## WHAT TO DO
Copy out every line of the records where the string "Database" occurs.

##### DATA TO USE #####

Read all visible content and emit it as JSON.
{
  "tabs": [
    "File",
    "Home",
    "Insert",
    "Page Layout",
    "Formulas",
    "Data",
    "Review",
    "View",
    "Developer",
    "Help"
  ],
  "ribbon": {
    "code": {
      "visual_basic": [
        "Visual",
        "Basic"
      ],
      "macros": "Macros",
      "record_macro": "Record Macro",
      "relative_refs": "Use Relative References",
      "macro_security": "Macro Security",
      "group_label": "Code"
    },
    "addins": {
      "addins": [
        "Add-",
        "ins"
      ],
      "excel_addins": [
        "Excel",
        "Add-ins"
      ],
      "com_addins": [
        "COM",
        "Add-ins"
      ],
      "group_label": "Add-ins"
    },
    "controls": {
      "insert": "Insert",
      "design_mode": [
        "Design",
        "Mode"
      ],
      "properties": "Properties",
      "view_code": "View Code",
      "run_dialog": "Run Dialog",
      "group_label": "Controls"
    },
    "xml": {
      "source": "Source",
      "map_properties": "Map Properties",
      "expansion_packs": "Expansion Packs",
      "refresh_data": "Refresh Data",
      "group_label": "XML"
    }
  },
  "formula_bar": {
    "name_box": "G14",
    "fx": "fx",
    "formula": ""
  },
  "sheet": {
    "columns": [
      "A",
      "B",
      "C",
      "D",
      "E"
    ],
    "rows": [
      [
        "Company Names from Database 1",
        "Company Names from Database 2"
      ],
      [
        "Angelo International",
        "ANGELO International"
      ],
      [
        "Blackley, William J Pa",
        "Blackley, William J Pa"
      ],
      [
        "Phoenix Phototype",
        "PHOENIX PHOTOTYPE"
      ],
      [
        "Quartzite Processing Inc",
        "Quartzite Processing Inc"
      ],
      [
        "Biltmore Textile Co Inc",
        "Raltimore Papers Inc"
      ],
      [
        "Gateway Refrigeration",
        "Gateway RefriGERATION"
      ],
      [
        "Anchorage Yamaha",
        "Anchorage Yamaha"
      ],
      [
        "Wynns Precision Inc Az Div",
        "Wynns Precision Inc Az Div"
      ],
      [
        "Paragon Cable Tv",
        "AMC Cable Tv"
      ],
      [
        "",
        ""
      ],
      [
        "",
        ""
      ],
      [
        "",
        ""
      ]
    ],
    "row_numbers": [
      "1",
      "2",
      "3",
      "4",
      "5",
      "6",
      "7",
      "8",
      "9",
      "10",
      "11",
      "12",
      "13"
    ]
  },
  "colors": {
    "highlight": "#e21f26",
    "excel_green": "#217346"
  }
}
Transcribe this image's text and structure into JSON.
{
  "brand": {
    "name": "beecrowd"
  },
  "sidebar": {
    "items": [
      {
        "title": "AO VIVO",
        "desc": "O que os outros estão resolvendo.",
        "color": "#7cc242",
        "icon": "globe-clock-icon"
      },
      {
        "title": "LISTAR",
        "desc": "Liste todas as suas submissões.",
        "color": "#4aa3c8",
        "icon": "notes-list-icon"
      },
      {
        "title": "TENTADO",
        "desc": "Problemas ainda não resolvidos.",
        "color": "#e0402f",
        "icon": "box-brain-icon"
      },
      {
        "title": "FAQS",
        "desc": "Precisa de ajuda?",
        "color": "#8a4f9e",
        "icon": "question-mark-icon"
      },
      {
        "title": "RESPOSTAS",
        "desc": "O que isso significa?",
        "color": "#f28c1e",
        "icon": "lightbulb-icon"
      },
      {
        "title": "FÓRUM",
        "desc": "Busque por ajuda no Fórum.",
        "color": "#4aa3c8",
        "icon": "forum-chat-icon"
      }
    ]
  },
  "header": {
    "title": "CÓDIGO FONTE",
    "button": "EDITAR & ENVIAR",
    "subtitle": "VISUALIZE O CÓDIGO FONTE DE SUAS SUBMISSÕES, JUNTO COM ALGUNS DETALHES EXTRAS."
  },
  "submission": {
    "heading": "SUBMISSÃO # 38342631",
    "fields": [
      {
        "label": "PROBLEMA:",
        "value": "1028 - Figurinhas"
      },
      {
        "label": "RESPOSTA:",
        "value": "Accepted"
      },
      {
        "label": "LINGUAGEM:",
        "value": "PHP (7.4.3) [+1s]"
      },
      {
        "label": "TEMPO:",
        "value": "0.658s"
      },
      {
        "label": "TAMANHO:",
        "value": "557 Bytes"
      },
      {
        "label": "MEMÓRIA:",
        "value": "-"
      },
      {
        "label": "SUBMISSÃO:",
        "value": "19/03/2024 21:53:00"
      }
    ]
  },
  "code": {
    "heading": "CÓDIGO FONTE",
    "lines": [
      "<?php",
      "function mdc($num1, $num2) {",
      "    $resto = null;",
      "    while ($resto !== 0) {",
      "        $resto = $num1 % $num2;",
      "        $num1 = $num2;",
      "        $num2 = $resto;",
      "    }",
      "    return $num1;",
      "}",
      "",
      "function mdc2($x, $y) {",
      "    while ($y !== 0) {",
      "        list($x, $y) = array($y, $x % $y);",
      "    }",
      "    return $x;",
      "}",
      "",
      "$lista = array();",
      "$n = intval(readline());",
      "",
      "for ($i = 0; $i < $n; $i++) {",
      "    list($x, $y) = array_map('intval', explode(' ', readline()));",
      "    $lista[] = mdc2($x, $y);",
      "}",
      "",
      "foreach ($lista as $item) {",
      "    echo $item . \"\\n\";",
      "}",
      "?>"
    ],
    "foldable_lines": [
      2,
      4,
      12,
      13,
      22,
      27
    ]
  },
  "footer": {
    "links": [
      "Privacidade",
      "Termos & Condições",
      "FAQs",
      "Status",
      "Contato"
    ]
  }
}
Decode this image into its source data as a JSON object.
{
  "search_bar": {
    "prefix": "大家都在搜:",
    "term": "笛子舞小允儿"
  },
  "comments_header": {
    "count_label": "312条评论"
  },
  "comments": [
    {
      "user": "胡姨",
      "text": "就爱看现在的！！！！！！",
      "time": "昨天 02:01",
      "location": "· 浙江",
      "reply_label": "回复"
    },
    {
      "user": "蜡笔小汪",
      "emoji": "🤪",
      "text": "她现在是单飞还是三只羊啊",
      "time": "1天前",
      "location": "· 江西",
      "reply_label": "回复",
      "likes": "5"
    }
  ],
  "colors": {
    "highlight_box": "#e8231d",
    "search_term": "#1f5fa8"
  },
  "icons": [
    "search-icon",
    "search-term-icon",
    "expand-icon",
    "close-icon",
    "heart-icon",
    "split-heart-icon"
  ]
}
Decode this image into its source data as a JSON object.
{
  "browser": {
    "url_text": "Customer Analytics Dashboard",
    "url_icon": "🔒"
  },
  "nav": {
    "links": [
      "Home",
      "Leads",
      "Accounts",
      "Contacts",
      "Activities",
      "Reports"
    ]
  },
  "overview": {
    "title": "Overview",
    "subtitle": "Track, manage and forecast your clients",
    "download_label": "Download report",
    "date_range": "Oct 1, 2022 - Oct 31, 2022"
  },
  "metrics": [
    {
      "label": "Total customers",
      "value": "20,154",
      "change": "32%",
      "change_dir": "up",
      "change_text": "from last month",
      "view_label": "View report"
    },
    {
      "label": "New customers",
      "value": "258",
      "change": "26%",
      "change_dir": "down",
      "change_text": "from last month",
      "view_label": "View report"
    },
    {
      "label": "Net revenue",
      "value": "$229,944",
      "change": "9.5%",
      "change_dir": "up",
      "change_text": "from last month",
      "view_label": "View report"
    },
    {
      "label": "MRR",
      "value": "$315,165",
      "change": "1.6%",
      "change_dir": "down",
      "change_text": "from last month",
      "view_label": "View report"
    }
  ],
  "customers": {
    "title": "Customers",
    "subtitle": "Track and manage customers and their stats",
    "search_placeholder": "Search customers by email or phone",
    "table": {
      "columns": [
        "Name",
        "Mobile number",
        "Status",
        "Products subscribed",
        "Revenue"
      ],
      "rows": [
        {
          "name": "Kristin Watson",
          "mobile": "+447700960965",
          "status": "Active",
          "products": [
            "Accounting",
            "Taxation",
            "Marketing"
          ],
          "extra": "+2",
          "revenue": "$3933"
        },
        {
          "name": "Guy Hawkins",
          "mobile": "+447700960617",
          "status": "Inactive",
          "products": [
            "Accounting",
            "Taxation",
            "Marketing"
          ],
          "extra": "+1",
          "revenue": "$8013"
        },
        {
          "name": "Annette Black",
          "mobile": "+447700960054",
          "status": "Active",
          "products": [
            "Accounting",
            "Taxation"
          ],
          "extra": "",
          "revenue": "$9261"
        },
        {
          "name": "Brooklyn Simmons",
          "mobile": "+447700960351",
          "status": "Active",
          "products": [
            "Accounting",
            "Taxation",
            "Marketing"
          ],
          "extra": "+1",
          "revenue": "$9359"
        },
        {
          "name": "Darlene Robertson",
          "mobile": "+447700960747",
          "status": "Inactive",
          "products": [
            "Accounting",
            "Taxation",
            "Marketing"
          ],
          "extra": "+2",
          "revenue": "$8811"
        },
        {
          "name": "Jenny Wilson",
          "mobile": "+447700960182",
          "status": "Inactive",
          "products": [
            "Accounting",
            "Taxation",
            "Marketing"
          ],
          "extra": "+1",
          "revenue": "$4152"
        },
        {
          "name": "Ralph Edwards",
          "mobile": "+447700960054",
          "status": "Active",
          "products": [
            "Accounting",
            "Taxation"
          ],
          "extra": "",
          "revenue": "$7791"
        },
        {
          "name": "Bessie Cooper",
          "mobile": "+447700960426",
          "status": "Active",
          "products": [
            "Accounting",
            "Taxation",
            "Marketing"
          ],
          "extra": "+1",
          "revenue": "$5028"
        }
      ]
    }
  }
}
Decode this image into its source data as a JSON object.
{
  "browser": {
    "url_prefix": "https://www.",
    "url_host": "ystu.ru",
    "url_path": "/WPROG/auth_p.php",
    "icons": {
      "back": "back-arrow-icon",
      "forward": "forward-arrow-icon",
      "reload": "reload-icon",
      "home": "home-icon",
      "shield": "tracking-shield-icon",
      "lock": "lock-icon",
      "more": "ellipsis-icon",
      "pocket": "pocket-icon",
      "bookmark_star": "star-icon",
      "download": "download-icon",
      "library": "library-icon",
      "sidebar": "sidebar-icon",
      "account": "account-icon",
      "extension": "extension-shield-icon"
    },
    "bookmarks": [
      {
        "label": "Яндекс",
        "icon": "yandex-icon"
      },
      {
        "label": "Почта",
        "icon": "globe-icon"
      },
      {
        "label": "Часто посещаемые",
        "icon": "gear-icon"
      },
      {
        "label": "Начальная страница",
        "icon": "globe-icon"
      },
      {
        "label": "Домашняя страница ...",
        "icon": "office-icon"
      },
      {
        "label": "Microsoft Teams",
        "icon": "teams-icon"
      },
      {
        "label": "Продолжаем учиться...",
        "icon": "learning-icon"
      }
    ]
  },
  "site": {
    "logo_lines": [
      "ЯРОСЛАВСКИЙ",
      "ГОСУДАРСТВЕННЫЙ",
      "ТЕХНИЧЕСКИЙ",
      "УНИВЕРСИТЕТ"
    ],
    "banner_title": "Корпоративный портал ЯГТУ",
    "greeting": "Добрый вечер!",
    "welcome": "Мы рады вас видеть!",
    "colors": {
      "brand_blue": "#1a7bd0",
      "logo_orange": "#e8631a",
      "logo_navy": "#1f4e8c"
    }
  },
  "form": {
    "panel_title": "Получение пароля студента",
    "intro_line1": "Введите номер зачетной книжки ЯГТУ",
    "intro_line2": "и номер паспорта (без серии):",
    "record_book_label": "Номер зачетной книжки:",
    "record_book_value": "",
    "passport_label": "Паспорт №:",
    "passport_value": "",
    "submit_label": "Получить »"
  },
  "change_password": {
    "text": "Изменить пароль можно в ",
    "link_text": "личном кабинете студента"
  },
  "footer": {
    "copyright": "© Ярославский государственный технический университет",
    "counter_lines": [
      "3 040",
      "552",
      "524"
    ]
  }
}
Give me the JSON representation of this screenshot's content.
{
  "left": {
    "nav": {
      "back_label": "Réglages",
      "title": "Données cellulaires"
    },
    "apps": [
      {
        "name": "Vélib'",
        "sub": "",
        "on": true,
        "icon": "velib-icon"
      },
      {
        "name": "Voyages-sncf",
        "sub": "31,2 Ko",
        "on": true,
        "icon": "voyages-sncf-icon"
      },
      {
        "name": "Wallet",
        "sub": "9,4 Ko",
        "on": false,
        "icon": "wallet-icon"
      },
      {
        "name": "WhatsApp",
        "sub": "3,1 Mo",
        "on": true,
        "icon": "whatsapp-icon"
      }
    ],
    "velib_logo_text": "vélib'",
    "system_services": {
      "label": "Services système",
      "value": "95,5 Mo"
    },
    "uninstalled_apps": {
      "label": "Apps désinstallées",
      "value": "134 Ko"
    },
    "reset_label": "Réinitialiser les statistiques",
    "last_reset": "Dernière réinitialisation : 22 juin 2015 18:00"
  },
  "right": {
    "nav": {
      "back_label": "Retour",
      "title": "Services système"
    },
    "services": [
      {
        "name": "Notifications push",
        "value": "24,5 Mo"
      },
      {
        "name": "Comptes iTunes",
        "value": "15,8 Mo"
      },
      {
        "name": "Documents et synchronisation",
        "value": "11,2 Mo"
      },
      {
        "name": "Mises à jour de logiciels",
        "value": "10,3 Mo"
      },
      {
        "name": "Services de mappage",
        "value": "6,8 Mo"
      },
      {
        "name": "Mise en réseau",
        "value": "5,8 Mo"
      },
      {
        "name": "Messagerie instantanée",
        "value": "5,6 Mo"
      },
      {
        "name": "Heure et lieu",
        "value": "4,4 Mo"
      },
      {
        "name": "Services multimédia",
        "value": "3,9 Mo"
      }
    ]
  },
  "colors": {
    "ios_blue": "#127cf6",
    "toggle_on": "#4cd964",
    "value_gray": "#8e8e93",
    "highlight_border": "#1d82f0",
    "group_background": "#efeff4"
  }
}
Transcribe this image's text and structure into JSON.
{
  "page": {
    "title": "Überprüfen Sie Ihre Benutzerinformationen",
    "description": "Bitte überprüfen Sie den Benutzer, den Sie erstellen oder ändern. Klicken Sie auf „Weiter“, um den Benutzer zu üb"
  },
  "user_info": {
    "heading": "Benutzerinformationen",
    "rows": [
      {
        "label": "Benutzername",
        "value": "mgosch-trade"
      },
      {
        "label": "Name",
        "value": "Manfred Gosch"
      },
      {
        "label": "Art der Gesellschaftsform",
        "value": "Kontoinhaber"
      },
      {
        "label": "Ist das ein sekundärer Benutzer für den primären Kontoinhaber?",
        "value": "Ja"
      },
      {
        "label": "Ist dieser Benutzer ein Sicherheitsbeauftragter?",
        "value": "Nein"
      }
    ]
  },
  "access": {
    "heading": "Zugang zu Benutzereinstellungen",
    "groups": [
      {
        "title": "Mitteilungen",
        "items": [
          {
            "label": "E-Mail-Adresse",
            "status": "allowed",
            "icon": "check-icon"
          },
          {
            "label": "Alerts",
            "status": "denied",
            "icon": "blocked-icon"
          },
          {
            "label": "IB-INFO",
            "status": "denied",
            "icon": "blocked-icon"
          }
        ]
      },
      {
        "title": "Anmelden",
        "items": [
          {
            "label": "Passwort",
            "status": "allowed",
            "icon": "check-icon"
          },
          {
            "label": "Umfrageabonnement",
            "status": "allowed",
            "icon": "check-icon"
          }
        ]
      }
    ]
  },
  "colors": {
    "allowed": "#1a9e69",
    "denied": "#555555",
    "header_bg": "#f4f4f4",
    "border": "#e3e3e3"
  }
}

#####

## RESPONSE BELOW
        "Company Names from Database 1",
        "Company Names from Database 2"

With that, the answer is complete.